Exercise goal → Transcribe the records exactly. Pictures do not belong in the transcription.

Saved data entries →
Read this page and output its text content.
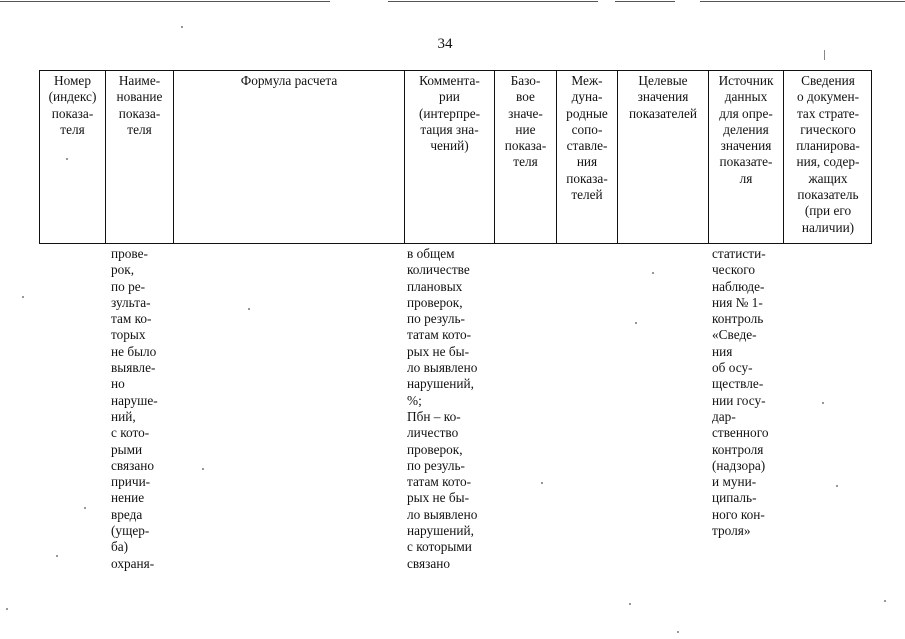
34
Номер
(индекс)
показа-
теля
Наиме-
нование
показа-
теля
Формула расчета	Коммента-
рии
(интерпре-
тация зна-
чений)
Базо-
вое
значе-
ние
показа-
теля
Меж-
дуна-
родные
сопо-
ставле-
ния
показа-
телей
Целевые
значения
показателей
Источник
данных
для опре-
деления
значения
показате-
ля
Сведения
о докумен-
тах страте-
гического
планирова-
ния, содер-
жащих
показатель
(при его
наличии)
прове-
рок,
по ре-
зульта-
там ко-
торых
не было
выявле-
но
наруше-
ний,
с кото-
рыми
связано
причи-
нение
вреда
(ущер-
ба)
охраня-
в общем
количестве
плановых
проверок,
по резуль-
татам кото-
рых не бы-
ло выявлено
нарушений,
%;
Пбн – ко-
личество
проверок,
по резуль-
татам кото-
рых не бы-
ло выявлено
нарушений,
с которыми
связано
статисти-
ческого
наблюде-
ния № 1-
контроль
«Сведе-
ния
об осу-
ществле-
нии госу-
дар-
ственного
контроля
(надзора)
и муни-
ципаль-
ного кон-
троля»
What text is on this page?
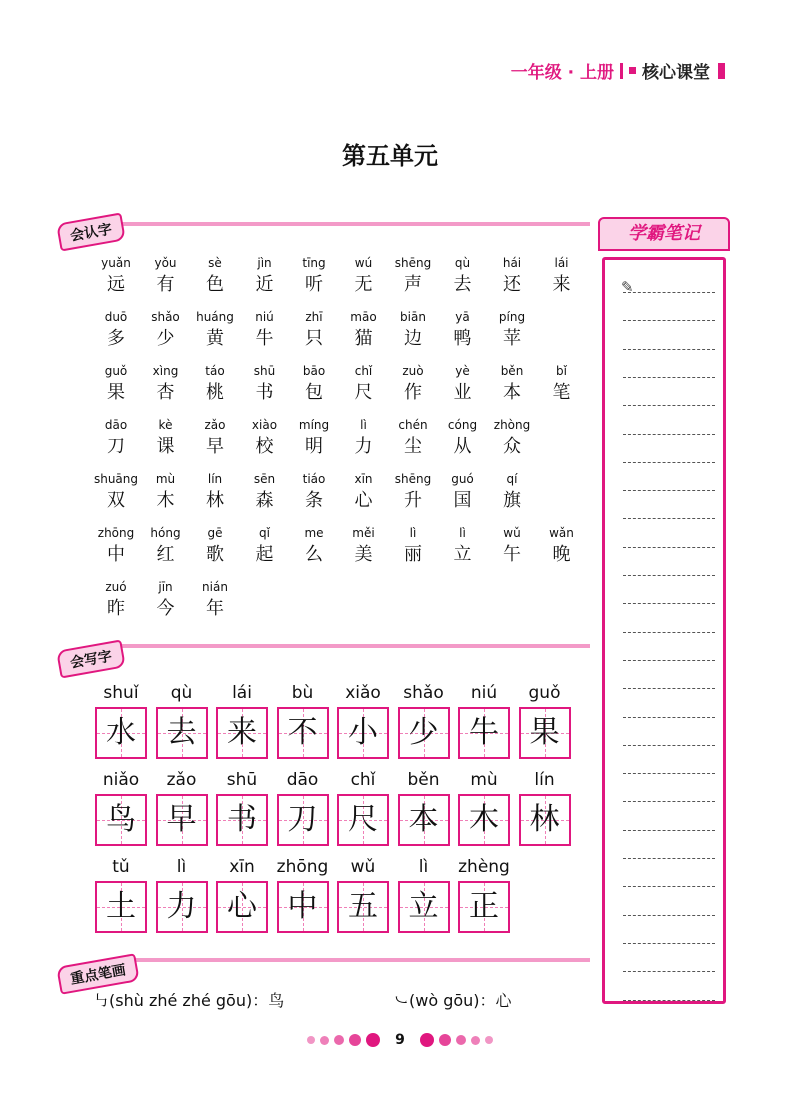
一年级 · 上册 核心课堂
第五单元
会认字
yuǎn
远
yǒu
有
sè
色
jìn
近
tīng
听
wú
无
shēng
声
qù
去
hái
还
lái
来
duō
多
shǎo
少
huáng
黄
niú
牛
zhī
只
māo
猫
biān
边
yā
鸭
píng
苹
guǒ
果
xìng
杏
táo
桃
shū
书
bāo
包
chǐ
尺
zuò
作
yè
业
běn
本
bǐ
笔
dāo
刀
kè
课
zǎo
早
xiào
校
míng
明
lì
力
chén
尘
cóng
从
zhòng
众
shuāng
双
mù
木
lín
林
sēn
森
tiáo
条
xīn
心
shēng
升
guó
国
qí
旗
zhōng
中
hóng
红
gē
歌
qǐ
起
me
么
měi
美
lì
丽
lì
立
wǔ
午
wǎn
晚
zuó
昨
jīn
今
nián
年
会写字
shuǐ
水
qù
去
lái
来
bù
不
xiǎo
小
shǎo
少
niú
牛
guǒ
果
niǎo
鸟
zǎo
早
shū
书
dāo
刀
chǐ
尺
běn
本
mù
木
lín
林
tǔ
土
lì
力
xīn
心
zhōng
中
wǔ
五
lì
立
zhèng
正
重点笔画
㇉(shù zhé zhé gōu)：鸟	㇃(wò gōu)：心
9
学霸笔记
✎
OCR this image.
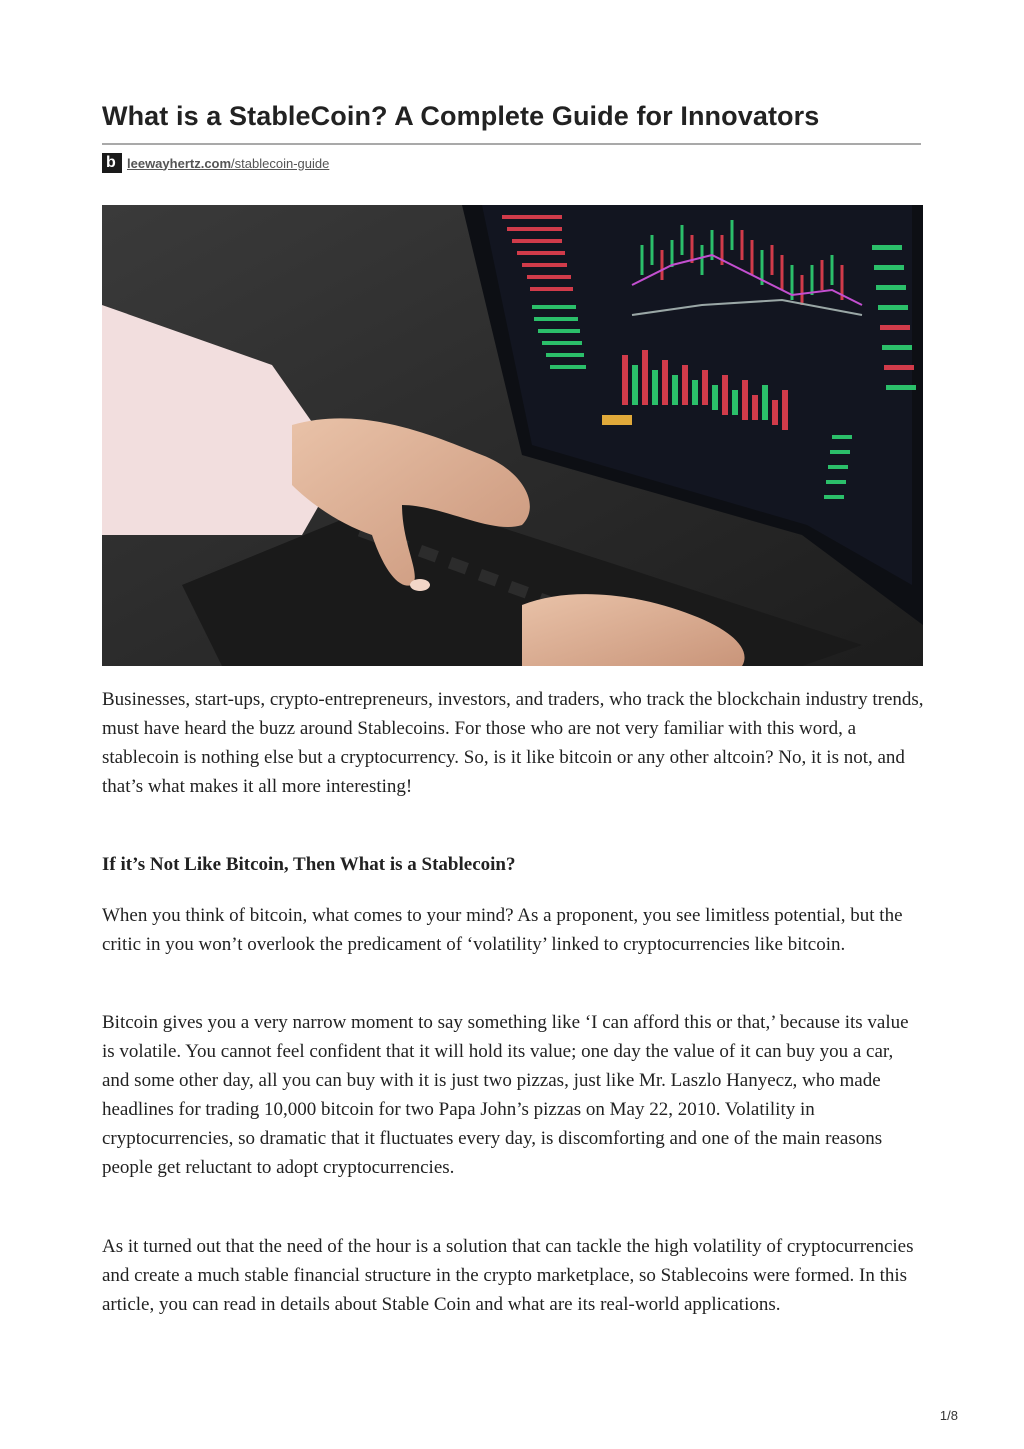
What is a StableCoin? A Complete Guide for Innovators
b leewayhertz.com/stablecoin-guide

Businesses, start-ups, crypto-entrepreneurs, investors, and traders, who track the blockchain industry trends, must have heard the buzz around Stablecoins. For those who are not very familiar with this word, a stablecoin is nothing else but a cryptocurrency. So, is it like bitcoin or any other altcoin? No, it is not, and that’s what makes it all more interesting!

If it’s Not Like Bitcoin, Then What is a Stablecoin?

When you think of bitcoin, what comes to your mind? As a proponent, you see limitless potential, but the critic in you won’t overlook the predicament of ‘volatility’ linked to cryptocurrencies like bitcoin.

Bitcoin gives you a very narrow moment to say something like ‘I can afford this or that,’ because its value is volatile. You cannot feel confident that it will hold its value; one day the value of it can buy you a car, and some other day, all you can buy with it is just two pizzas, just like Mr. Laszlo Hanyecz, who made headlines for trading 10,000 bitcoin for two Papa John’s pizzas on May 22, 2010. Volatility in cryptocurrencies, so dramatic that it fluctuates every day, is discomforting and one of the main reasons people get reluctant to adopt cryptocurrencies.

As it turned out that the need of the hour is a solution that can tackle the high volatility of cryptocurrencies and create a much stable financial structure in the crypto marketplace, so Stablecoins were formed. In this article, you can read in details about Stable Coin and what are its real-world applications.

1/8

Complete response →
Read this page and output its text content.
34
Номер
(индекс)
показа-
теля
Наиме-
нование
показа-
теля
Формула расчета	Коммента-
рии
(интерпре-
тация зна-
чений)
Базо-
вое
значе-
ние
показа-
теля
Меж-
дуна-
родные
сопо-
ставле-
ния
показа-
телей
Целевые
значения
показателей
Источник
данных
для опре-
деления
значения
показате-
ля
Сведения
о докумен-
тах страте-
гического
планирова-
ния, содер-
жащих
показатель
(при его
наличии)
прове-
рок,
по ре-
зульта-
там ко-
торых
не было
выявле-
но
наруше-
ний,
с кото-
рыми
связано
причи-
нение
вреда
(ущер-
ба)
охраня-
в общем
количестве
плановых
проверок,
по резуль-
татам кото-
рых не бы-
ло выявлено
нарушений,
%;
Пбн – ко-
личество
проверок,
по резуль-
татам кото-
рых не бы-
ло выявлено
нарушений,
с которыми
связано
статисти-
ческого
наблюде-
ния № 1-
контроль
«Сведе-
ния
об осу-
ществле-
нии госу-
дар-
ственного
контроля
(надзора)
и муни-
ципаль-
ного кон-
троля»
What text is on this page?
一年级 · 上册 核心课堂
第五单元
会认字
yuǎn
远
yǒu
有
sè
色
jìn
近
tīng
听
wú
无
shēng
声
qù
去
hái
还
lái
来
duō
多
shǎo
少
huáng
黄
niú
牛
zhī
只
māo
猫
biān
边
yā
鸭
píng
苹
guǒ
果
xìng
杏
táo
桃
shū
书
bāo
包
chǐ
尺
zuò
作
yè
业
běn
本
bǐ
笔
dāo
刀
kè
课
zǎo
早
xiào
校
míng
明
lì
力
chén
尘
cóng
从
zhòng
众
shuāng
双
mù
木
lín
林
sēn
森
tiáo
条
xīn
心
shēng
升
guó
国
qí
旗
zhōng
中
hóng
红
gē
歌
qǐ
起
me
么
měi
美
lì
丽
lì
立
wǔ
午
wǎn
晚
zuó
昨
jīn
今
nián
年
会写字
shuǐ
水
qù
去
lái
来
bù
不
xiǎo
小
shǎo
少
niú
牛
guǒ
果
niǎo
鸟
zǎo
早
shū
书
dāo
刀
chǐ
尺
běn
本
mù
木
lín
林
tǔ
土
lì
力
xīn
心
zhōng
中
wǔ
五
lì
立
zhèng
正
重点笔画
㇉(shù zhé zhé gōu)：鸟	㇃(wò gōu)：心
9
学霸笔记
✎
OCR this image.
What is a StableCoin? A Complete Guide for Innovators
b leewayhertz.com/stablecoin-guide

Businesses, start-ups, crypto-entrepreneurs, investors, and traders, who track the blockchain industry trends, must have heard the buzz around Stablecoins. For those who are not very familiar with this word, a stablecoin is nothing else but a cryptocurrency. So, is it like bitcoin or any other altcoin? No, it is not, and that’s what makes it all more interesting!

If it’s Not Like Bitcoin, Then What is a Stablecoin?

When you think of bitcoin, what comes to your mind? As a proponent, you see limitless potential, but the critic in you won’t overlook the predicament of ‘volatility’ linked to cryptocurrencies like bitcoin.

Bitcoin gives you a very narrow moment to say something like ‘I can afford this or that,’ because its value is volatile. You cannot feel confident that it will hold its value; one day the value of it can buy you a car, and some other day, all you can buy with it is just two pizzas, just like Mr. Laszlo Hanyecz, who made headlines for trading 10,000 bitcoin for two Papa John’s pizzas on May 22, 2010. Volatility in cryptocurrencies, so dramatic that it fluctuates every day, is discomforting and one of the main reasons people get reluctant to adopt cryptocurrencies.

As it turned out that the need of the hour is a solution that can tackle the high volatility of cryptocurrencies and create a much stable financial structure in the crypto marketplace, so Stablecoins were formed. In this article, you can read in details about Stable Coin and what are its real-world applications.

1/8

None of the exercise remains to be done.